*** SOURCE EXTRACT Section Begins ***

Listed Building – Category B
- Official name: Symbister House

= Symbister House =

Symbister House is a former country house in Symbister, Whalsay island, in the Shetland islands of Scotland. It was built in 1823 by the Bruce family who were lairds (landlords) of the island for about 300 years from the 16th century. Since 1964 it has been the Whalsay Secondary School, after it fell into disuse following the death of the last of the landlord occupants of the house in 1944. Built in an elegant Georgian architectural style, it is categorized officially as a category B Listed Building and heritage structure.

==History==
The Bruce family who came to Whalsay in the 17th century owned the entire island. They owned the island for nearly 300 years. They employed local people to carry out fishing operations for commercial purposes. This remains part of the island's folklore. Ghost stories are also narrated of this place, including that of an old sailor who was murdered for arguing with the gardener of the house during a game of cards.

The Bruce family took up the ambitious project of building Symbister House in 1823 in a grand Georgian architectural style with brown coloured granite stones chiseled into square blocks. They employed local labour for the construction, yet it cost the huge sum of £30,000, as they brought quarried granite stones from the tidal affected area of North Nesting. The house, which was the largest building complex on the island of the time, is also known as New Haa. Local stories mention that the landlord who built it did not want ownership to pass to his son, with whom he had strained relationship. This resulted in hard times for the Bruce family who inherited the property. Even to maintain it they had to take on boarders in the 1920s and 30s. The last of the lairds died here in 1944. The building then remained vacant for some years and was subject to deterioration. It was only in 1963 that the local council took possession of the building and refurbished part of the complex into a school. After renovation, the school opened in 1964 as the Whalsay Junior High School. It has been renovated in recent years by the council.

*** SOURCE EXTRACT Section Ends ***

#### EXERCISES
a - Answer these questions from the Symbister House text:
(i) What category of Listed Building is the house officially listed as?
(ii) What other name is the house known by?
(iii) How much did the house cost to build?
b - Transcribe part of the Symbister House text word for word, beginning at the words "Listed Building –" and stopping after the words "and heritage structure.".

*** SUPPLIED RECORDS Section Begins ***

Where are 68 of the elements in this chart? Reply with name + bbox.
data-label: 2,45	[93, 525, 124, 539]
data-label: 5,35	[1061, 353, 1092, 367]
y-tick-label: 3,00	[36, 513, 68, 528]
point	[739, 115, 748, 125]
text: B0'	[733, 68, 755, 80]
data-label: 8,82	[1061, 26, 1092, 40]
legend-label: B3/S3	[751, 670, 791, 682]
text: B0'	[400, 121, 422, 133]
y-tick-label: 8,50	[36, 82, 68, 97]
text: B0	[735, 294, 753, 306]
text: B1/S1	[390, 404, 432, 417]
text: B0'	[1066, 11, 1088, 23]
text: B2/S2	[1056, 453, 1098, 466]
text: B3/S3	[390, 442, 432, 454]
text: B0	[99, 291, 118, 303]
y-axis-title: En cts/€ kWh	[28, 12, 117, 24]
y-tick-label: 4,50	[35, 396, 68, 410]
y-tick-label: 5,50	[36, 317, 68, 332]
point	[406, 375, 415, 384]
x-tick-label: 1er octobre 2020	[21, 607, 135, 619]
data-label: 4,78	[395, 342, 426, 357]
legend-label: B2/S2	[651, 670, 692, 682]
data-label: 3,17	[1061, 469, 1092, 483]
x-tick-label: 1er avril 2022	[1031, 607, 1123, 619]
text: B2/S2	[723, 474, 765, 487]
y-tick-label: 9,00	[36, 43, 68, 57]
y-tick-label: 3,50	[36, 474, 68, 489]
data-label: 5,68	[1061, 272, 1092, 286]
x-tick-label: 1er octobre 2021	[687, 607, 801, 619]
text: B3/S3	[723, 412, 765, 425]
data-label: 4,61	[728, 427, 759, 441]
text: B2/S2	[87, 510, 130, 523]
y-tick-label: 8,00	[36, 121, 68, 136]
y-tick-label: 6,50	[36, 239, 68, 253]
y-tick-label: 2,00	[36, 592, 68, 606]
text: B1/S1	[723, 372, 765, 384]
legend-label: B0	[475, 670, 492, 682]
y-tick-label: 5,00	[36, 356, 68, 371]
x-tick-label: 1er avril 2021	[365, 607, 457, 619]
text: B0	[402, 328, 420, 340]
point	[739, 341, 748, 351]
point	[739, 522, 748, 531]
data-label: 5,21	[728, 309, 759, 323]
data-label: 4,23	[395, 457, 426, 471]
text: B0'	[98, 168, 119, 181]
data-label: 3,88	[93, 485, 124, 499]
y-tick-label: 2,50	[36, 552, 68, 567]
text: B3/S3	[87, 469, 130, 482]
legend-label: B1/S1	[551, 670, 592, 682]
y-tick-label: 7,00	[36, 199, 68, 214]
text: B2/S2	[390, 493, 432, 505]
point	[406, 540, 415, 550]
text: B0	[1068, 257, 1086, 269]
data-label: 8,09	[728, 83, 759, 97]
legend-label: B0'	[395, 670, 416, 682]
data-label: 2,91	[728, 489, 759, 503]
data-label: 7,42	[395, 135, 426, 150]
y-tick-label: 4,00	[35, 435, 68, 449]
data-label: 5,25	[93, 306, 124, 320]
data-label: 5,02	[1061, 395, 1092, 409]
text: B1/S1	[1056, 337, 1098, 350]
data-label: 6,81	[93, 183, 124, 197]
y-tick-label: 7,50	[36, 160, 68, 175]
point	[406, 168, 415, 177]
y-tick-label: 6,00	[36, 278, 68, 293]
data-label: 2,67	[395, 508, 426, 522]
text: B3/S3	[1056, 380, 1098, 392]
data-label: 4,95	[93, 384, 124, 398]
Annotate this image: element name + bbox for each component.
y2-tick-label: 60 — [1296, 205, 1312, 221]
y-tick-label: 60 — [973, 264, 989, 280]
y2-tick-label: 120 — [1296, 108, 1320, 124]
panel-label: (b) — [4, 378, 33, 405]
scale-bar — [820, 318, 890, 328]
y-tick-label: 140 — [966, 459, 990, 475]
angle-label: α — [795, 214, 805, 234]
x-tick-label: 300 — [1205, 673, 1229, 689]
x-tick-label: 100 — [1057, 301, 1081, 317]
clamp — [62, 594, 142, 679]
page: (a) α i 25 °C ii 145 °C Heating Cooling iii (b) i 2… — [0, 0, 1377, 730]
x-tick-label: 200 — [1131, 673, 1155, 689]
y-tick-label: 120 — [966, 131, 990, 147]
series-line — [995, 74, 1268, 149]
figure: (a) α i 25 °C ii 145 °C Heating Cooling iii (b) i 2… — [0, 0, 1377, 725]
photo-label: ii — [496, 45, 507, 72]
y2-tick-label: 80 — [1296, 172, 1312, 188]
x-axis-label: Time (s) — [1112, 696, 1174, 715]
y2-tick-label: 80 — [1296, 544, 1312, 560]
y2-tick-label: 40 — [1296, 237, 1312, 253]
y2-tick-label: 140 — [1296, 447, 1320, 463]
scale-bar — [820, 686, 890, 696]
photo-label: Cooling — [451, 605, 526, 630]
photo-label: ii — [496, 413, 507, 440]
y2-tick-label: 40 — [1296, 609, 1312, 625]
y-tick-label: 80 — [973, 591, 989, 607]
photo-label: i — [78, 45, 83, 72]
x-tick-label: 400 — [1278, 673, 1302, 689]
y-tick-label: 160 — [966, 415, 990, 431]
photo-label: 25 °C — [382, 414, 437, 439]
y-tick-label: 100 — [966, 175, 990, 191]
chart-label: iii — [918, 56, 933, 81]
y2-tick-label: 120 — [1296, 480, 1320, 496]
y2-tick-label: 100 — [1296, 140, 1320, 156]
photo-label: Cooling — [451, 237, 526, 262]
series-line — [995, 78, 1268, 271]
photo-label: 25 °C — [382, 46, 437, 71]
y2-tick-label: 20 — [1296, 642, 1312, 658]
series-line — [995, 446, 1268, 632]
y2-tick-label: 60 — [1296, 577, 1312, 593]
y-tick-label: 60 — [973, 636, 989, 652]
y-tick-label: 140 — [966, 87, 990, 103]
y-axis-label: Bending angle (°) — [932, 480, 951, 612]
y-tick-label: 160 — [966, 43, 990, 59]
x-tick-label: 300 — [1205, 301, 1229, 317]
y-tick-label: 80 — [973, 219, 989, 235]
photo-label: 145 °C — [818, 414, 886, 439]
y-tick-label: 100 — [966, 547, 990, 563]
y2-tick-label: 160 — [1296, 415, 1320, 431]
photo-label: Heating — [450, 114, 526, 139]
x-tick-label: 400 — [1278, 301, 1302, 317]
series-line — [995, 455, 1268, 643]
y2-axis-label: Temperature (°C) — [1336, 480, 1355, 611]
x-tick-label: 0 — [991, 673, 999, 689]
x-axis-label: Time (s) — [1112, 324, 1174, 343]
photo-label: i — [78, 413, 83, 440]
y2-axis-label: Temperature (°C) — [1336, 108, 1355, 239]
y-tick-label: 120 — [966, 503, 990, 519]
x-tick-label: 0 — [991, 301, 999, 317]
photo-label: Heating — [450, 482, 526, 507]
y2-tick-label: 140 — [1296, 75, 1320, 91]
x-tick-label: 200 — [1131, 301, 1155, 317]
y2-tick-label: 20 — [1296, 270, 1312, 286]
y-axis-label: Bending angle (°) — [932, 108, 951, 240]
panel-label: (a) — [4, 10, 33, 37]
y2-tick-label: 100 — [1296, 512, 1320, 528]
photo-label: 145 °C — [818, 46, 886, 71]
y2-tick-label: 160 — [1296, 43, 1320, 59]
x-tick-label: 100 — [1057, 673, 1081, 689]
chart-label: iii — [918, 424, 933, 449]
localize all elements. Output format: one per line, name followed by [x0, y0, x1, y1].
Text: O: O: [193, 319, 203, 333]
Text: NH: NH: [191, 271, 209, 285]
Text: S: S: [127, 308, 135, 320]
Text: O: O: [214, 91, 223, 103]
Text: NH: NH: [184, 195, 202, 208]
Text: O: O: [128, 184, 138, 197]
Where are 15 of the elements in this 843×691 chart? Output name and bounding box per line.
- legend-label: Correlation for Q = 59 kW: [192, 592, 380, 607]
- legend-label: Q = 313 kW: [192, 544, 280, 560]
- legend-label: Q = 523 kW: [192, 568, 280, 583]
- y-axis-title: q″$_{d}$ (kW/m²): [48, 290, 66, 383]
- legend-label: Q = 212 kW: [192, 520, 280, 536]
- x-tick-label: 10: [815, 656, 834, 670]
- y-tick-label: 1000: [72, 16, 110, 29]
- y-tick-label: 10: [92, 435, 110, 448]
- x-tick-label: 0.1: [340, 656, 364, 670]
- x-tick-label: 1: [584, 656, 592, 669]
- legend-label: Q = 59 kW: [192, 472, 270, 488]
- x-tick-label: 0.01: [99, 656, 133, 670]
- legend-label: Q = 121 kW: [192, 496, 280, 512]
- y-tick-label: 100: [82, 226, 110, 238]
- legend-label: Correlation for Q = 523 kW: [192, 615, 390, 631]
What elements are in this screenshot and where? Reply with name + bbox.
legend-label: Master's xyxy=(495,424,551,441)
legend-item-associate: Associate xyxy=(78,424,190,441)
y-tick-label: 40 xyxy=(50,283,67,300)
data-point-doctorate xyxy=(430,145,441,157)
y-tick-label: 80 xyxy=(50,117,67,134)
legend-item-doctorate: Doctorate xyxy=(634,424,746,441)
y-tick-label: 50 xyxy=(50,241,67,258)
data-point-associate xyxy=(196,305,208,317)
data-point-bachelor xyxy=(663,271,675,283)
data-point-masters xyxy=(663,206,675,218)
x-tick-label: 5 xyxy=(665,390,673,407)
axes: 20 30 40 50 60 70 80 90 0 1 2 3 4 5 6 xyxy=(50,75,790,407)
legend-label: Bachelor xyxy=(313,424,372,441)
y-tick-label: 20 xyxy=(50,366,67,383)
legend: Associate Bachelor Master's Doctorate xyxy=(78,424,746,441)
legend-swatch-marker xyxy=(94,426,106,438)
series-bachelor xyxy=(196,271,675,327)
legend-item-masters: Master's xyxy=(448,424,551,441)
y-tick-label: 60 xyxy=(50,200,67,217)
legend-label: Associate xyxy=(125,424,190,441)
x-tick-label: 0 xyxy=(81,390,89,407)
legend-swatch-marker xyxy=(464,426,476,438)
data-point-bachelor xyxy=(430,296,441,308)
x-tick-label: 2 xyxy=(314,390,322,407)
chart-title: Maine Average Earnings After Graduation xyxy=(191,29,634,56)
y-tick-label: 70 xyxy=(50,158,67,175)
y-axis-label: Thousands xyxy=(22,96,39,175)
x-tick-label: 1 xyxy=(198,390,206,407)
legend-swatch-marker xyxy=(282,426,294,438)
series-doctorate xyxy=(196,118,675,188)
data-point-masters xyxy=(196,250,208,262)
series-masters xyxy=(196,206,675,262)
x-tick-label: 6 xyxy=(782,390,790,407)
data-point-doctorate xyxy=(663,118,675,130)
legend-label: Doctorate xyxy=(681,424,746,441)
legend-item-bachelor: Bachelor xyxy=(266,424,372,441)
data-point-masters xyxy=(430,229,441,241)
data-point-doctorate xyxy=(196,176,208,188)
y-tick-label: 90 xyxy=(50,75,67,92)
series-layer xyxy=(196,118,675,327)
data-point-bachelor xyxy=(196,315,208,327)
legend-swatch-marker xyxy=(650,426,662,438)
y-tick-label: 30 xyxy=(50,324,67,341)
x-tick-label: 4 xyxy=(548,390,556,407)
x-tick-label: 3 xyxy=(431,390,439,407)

*** SUPPLIED RECORDS Section Ends ***

#### RESULTS FOR EACH TASK
a -
(i) Category B
(ii) New Haa
(iii) £30,000

b -
Listed Building – Category B
- Official name: Symbister House

= Symbister House =

Symbister House is a former country house in Symbister, Whalsay island, in the Shetland islands of Scotland. It was built in 1823 by the Bruce family who were lairds (landlords) of the island for about 300 years from the 16th century. Since 1964 it has been the Whalsay Secondary School, after it fell into disuse following the death of the last of the landlord occupants of the house in 1944. Built in an elegant Georgian architectural style, it is categorized officially as a category B Listed Building and heritage structure.